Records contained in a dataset
begin
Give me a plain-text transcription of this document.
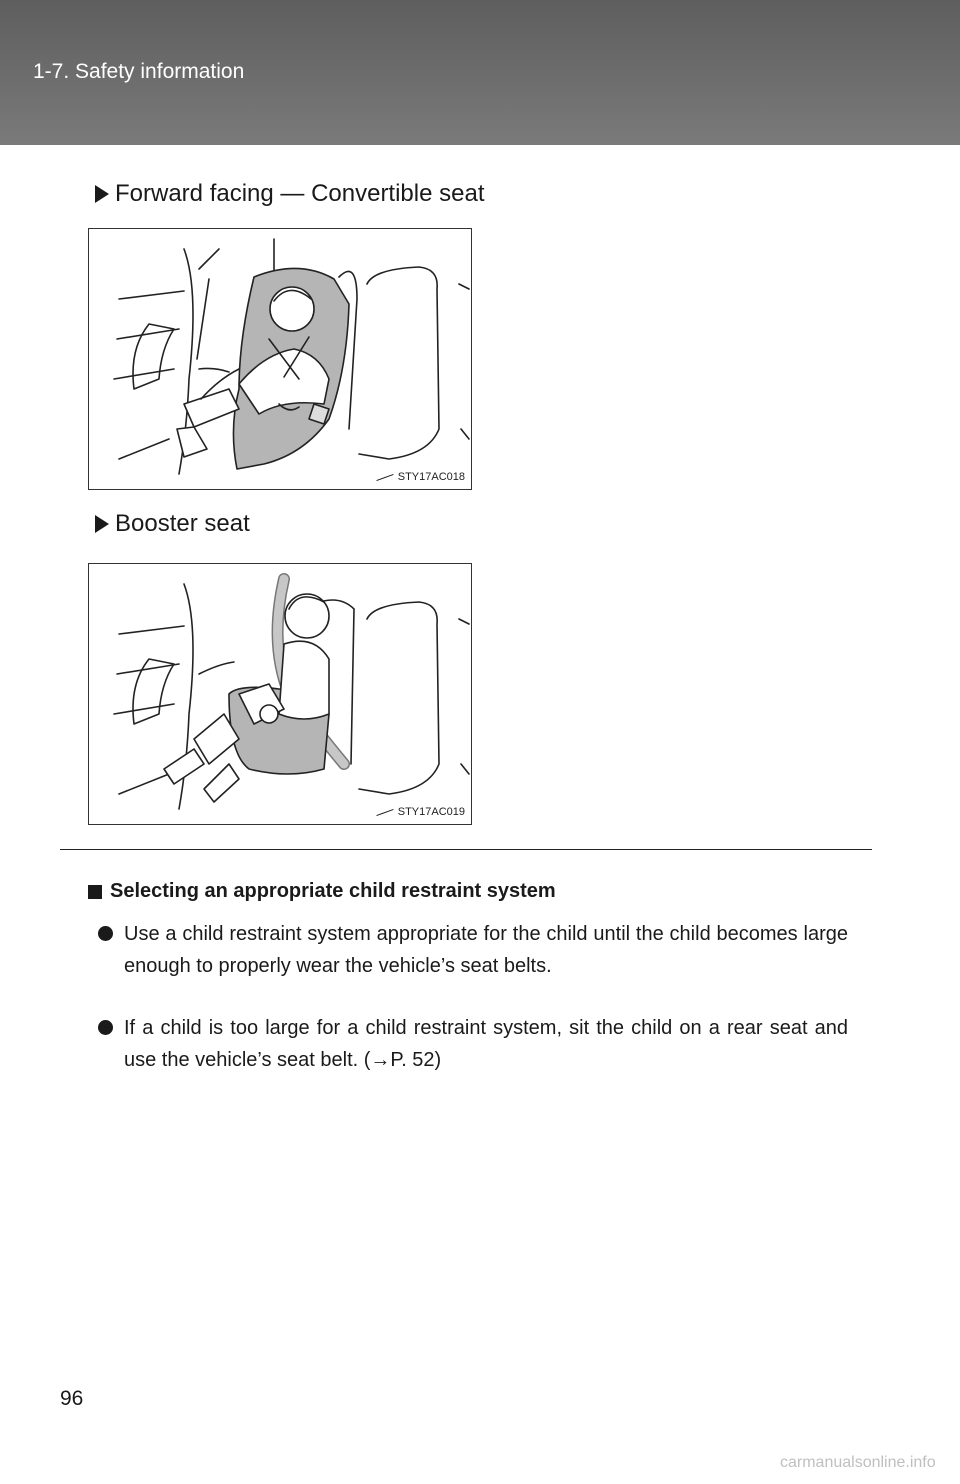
1-7. Safety information
Forward facing — Convertible seat
STY17AC018
Booster seat
STY17AC019
Selecting an appropriate child restraint system
Use a child restraint system appropriate for the child until the child becomes large enough to properly wear the vehicle’s seat belts.
If a child is too large for a child restraint system, sit the child on a rear seat and use the vehicle’s seat belt. (→P. 52)
96
carmanualsonline.info
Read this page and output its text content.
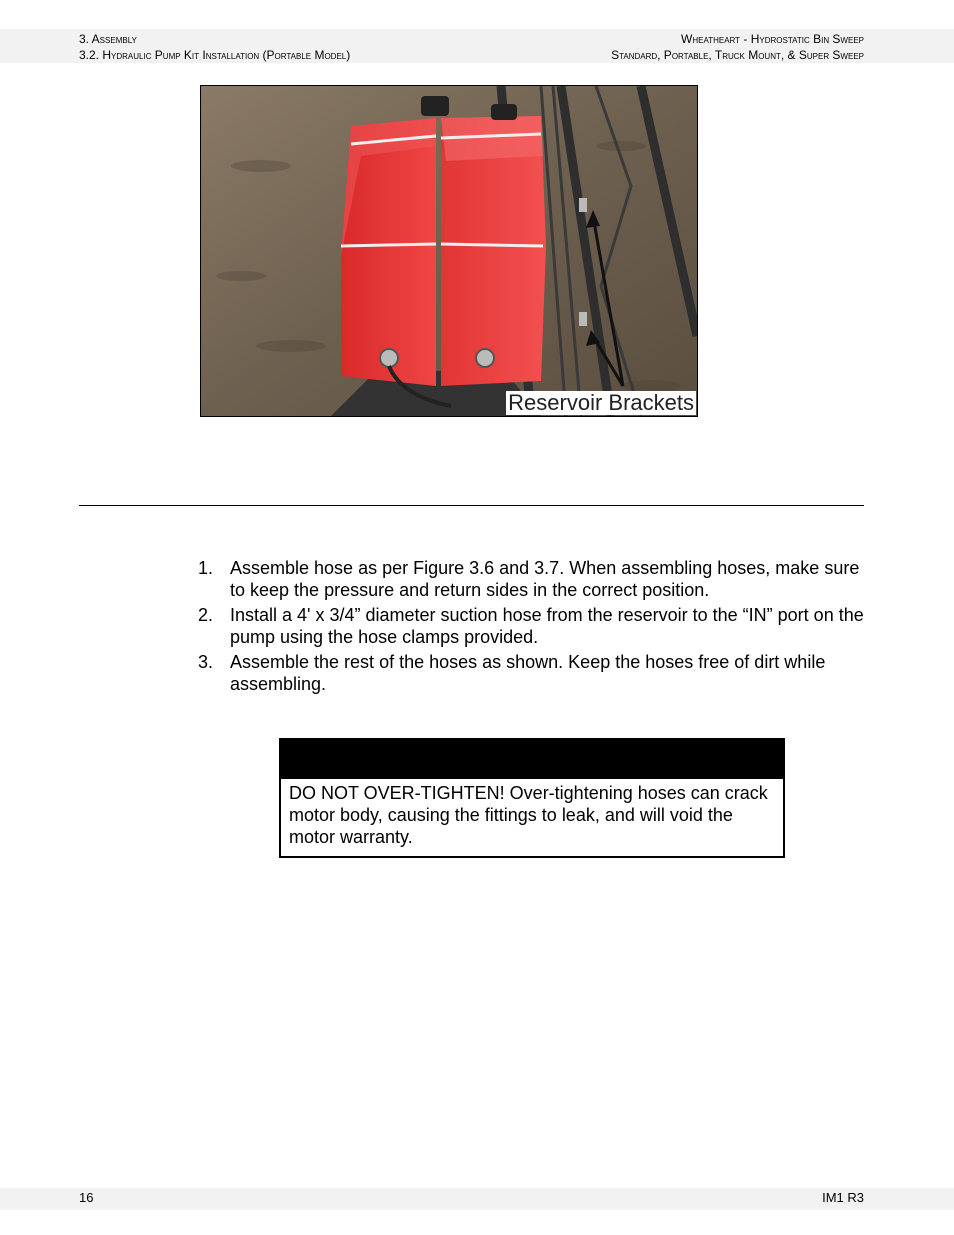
3. Assembly
3.2. Hydraulic Pump Kit Installation (Portable Model)
Wheatheart - Hydrostatic Bin Sweep
Standard, Portable, Truck Mount, & Super Sweep
Reservoir Brackets
1. Assemble hose as per Figure 3.6 and 3.7. When assembling hoses, make sure to keep the pressure and return sides in the correct position.
2. Install a 4' x 3/4” diameter suction hose from the reservoir to the “IN” port on the pump using the hose clamps provided.
3. Assemble the rest of the hoses as shown. Keep the hoses free of dirt while assembling.
DO NOT OVER-TIGHTEN! Over-tightening hoses can crack motor body, causing the fittings to leak, and will void the motor warranty.
16	IM1 R3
end
WHAT IS NEEDED
Determine how many lines in the listing above hold the string "large", then write only the number.

RESULT BELOW
2